[Dataset listings of figures]
==========
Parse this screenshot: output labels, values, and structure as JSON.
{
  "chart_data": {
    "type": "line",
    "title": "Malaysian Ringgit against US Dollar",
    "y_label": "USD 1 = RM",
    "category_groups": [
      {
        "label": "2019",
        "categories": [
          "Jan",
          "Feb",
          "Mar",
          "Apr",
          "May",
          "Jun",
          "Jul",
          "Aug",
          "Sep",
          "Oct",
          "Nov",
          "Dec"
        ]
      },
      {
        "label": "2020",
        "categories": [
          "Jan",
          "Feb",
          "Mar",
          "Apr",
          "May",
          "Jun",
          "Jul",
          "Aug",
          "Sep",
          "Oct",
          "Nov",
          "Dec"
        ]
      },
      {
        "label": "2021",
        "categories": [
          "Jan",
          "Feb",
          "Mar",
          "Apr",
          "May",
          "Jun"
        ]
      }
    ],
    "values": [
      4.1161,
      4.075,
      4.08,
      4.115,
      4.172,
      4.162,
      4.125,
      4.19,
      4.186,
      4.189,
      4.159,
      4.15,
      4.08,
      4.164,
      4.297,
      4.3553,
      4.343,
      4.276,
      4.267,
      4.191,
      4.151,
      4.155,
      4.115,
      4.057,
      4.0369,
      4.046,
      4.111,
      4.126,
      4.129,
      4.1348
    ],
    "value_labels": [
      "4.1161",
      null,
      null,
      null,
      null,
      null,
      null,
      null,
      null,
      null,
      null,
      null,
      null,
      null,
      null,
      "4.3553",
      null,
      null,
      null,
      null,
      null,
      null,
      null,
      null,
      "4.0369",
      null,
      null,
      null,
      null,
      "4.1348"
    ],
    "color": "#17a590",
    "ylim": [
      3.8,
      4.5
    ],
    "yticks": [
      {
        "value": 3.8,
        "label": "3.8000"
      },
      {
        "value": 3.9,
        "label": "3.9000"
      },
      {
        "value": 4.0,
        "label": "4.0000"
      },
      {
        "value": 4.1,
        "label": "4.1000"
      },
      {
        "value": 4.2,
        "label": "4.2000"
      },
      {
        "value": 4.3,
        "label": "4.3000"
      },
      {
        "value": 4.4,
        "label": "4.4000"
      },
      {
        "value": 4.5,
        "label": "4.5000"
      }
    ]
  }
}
==========
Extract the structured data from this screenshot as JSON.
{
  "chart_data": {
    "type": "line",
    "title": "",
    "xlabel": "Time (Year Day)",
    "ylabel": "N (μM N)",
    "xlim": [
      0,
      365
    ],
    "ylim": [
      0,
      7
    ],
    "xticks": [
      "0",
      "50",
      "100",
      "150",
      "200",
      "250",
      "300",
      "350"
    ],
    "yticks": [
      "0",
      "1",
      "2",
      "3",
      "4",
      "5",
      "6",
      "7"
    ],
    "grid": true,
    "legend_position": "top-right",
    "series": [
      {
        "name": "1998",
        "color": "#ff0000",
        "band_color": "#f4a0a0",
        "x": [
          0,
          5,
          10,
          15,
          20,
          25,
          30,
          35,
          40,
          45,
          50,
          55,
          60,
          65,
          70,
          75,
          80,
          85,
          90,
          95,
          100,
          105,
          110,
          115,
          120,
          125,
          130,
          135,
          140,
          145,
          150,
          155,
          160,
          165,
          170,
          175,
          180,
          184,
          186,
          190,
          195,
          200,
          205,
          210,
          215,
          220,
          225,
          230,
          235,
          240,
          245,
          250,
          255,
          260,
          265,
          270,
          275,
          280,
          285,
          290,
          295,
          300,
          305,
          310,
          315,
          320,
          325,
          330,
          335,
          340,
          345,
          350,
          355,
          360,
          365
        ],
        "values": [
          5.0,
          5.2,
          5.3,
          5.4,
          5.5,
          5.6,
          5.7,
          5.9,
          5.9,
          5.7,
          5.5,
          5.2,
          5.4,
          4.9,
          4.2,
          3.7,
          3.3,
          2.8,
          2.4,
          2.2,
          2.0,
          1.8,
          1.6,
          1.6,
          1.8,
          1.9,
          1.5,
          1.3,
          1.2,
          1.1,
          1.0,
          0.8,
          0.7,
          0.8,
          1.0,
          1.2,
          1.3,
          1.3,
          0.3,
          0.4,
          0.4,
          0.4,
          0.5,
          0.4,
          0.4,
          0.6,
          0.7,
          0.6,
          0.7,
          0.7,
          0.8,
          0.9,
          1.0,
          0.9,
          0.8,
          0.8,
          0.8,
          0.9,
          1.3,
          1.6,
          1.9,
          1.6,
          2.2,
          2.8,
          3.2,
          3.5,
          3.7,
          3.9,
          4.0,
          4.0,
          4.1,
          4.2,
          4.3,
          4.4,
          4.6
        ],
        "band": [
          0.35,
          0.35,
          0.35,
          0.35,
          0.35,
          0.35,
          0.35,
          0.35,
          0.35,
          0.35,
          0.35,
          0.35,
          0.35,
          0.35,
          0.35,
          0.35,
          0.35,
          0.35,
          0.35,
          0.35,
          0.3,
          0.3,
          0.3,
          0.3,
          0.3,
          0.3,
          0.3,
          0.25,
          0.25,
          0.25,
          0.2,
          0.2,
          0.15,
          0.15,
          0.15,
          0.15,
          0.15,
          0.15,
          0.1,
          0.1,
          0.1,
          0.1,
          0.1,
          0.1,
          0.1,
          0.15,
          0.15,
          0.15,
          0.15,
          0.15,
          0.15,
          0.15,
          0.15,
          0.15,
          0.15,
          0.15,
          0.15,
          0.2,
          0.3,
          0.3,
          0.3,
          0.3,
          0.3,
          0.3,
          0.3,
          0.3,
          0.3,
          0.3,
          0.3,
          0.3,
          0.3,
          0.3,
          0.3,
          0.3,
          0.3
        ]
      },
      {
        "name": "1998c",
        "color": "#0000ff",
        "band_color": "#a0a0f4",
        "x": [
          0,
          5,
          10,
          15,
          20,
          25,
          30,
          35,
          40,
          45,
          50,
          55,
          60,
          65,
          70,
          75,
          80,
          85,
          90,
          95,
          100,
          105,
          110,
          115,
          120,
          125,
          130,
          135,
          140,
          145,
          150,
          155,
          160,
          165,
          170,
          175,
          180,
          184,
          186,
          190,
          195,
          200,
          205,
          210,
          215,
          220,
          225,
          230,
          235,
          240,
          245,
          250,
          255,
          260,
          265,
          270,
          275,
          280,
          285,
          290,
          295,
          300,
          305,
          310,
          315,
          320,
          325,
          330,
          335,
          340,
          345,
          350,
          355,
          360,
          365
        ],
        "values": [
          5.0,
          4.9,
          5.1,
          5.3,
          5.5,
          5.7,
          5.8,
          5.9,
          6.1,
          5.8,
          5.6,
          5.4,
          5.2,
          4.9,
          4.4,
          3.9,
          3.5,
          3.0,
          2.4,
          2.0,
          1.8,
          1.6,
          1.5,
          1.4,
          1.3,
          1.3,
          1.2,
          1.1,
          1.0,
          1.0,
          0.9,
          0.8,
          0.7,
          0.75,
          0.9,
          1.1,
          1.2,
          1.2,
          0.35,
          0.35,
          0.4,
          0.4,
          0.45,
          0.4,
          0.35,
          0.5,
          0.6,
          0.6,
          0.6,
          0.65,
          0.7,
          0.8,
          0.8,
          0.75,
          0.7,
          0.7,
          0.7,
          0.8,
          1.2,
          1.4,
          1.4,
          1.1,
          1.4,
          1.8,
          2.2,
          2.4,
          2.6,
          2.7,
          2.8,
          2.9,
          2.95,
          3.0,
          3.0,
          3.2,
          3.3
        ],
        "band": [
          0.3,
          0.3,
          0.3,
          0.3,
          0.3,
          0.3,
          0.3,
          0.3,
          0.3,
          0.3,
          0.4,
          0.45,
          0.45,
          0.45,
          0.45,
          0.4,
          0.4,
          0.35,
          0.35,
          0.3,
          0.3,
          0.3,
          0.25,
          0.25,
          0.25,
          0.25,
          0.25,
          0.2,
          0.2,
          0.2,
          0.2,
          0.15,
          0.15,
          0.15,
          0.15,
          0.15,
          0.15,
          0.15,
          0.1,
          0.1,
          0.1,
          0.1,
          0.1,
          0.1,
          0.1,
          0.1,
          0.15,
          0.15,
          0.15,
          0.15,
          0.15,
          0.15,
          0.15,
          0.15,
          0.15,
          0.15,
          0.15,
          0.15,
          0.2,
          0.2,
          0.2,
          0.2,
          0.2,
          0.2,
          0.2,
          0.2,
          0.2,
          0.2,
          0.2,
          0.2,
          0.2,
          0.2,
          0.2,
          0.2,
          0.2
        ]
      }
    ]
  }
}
==========
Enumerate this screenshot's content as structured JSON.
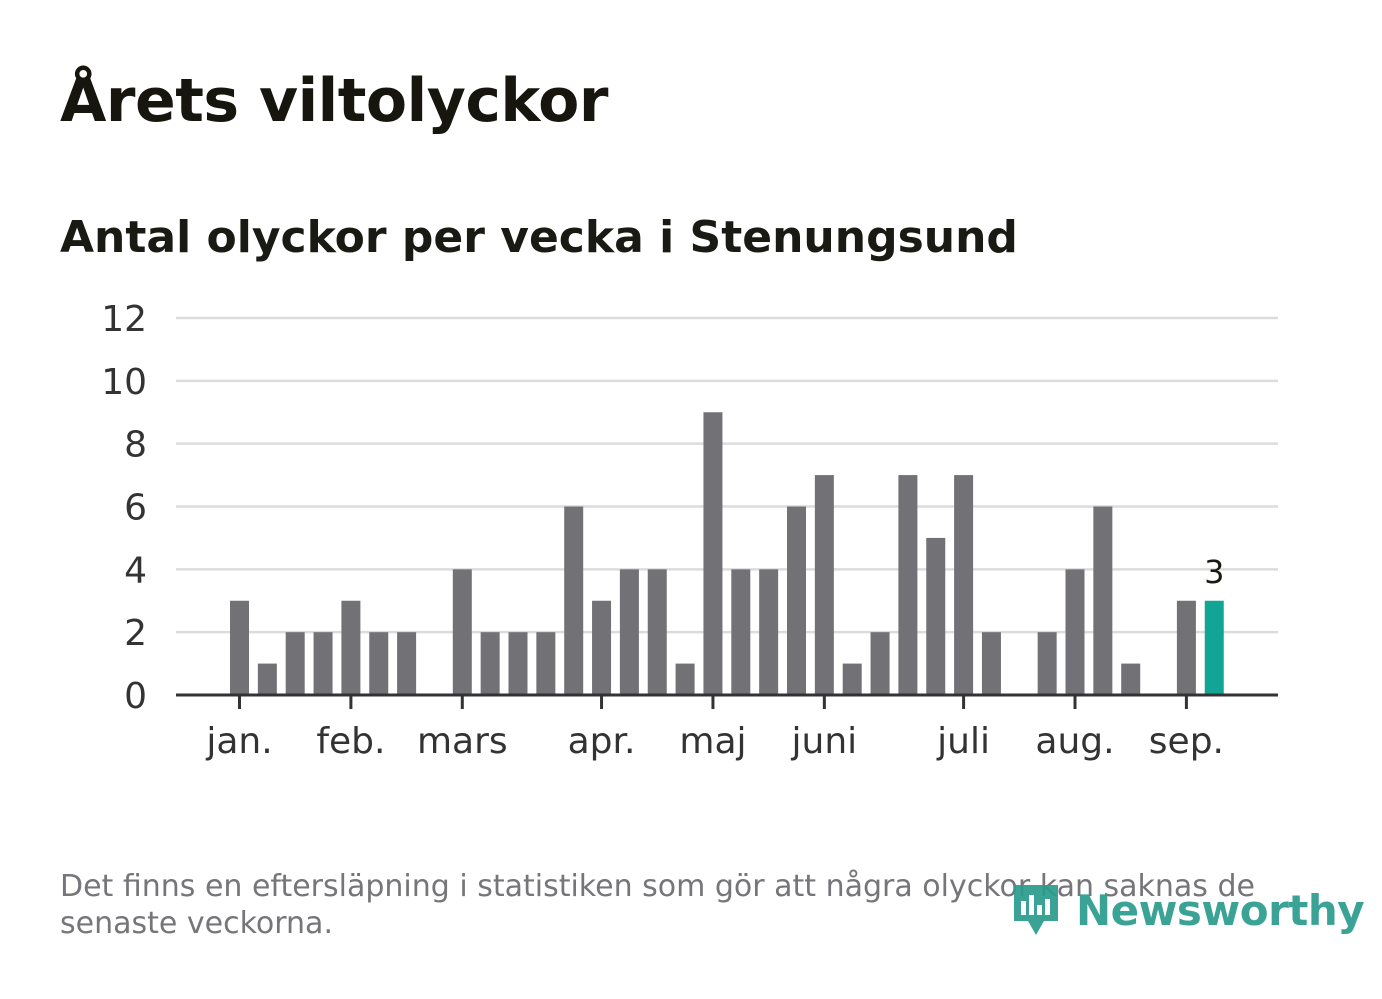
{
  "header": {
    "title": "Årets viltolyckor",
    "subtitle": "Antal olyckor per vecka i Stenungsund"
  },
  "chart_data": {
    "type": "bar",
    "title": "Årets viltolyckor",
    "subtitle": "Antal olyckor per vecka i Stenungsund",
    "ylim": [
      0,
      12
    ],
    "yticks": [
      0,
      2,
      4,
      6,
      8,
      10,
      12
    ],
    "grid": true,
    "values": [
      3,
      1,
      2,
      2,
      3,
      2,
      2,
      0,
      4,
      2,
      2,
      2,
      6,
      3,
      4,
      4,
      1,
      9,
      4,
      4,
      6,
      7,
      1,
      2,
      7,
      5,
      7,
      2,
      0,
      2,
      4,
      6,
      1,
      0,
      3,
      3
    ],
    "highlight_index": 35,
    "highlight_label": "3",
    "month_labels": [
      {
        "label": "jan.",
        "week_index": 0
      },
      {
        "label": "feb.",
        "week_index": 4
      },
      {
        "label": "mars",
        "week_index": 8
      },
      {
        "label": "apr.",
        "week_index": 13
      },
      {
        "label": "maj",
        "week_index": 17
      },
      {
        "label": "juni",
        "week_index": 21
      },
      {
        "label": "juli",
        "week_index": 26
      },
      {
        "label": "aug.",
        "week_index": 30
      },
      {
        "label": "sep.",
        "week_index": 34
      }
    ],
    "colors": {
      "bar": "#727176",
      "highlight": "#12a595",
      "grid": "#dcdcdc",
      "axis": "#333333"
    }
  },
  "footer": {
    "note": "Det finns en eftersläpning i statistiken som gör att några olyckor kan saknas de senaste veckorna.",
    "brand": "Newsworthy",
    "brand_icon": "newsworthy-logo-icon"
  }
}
==========
INSTRUCTIONS TO FOLLOW: Find the string "structured" in the listing and return every line that holds it.

RESULT FOR THIS TASK:
Extract the structured data from this screenshot as JSON.
Enumerate this screenshot's content as structured JSON.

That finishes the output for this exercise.